GIVEN REQUEST
Copy, from the entries below, each line in which the string "Cost" appears.

____ DATA SHOWN

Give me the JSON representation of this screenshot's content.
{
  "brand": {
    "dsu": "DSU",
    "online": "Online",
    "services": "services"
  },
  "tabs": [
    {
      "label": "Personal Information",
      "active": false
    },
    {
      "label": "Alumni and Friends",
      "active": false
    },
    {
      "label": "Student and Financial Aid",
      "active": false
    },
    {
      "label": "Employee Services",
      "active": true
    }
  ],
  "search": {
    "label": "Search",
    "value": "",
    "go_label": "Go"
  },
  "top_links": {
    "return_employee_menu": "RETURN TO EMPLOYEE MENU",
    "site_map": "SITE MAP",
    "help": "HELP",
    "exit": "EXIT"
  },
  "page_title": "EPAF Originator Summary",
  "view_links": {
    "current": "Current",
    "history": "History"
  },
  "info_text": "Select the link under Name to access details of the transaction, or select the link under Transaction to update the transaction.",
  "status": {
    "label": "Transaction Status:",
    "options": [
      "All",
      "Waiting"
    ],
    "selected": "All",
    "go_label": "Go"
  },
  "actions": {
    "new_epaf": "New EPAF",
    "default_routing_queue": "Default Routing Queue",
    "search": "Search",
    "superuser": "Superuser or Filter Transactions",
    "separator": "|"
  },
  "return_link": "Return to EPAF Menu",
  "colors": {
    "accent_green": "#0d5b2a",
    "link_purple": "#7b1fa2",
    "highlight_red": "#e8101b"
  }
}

________
____ DATA SHOWN

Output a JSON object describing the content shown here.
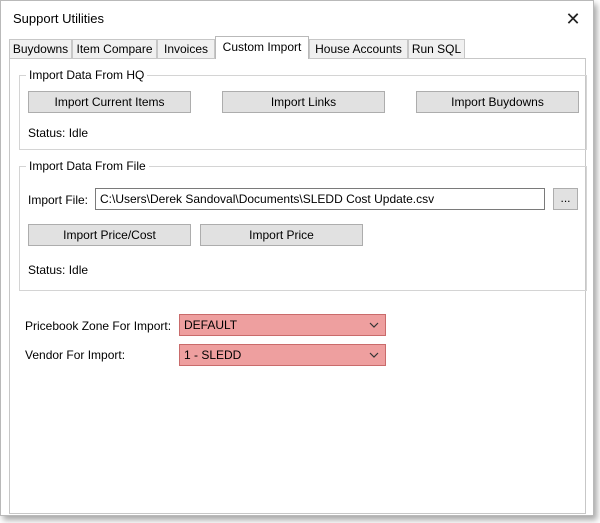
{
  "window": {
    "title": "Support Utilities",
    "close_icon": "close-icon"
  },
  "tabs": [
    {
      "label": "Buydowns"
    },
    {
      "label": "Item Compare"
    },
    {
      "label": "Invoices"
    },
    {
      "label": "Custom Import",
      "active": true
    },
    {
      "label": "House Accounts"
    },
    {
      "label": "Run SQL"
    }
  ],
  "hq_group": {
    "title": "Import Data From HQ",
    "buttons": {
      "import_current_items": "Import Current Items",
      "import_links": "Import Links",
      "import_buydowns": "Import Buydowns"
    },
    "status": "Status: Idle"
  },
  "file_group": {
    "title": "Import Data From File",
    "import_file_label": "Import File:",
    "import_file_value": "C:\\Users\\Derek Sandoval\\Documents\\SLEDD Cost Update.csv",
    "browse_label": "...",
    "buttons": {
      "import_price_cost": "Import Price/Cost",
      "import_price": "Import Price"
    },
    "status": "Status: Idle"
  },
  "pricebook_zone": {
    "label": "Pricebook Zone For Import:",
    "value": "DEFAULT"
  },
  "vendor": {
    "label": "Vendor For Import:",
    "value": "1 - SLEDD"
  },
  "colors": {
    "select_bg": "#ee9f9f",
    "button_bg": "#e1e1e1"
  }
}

________

EXERCISE OUTPUT
    "import_file_value": "C:\\Users\\Derek Sandoval\\Documents\\SLEDD Cost Update.csv",
      "import_price_cost": "Import Price/Cost",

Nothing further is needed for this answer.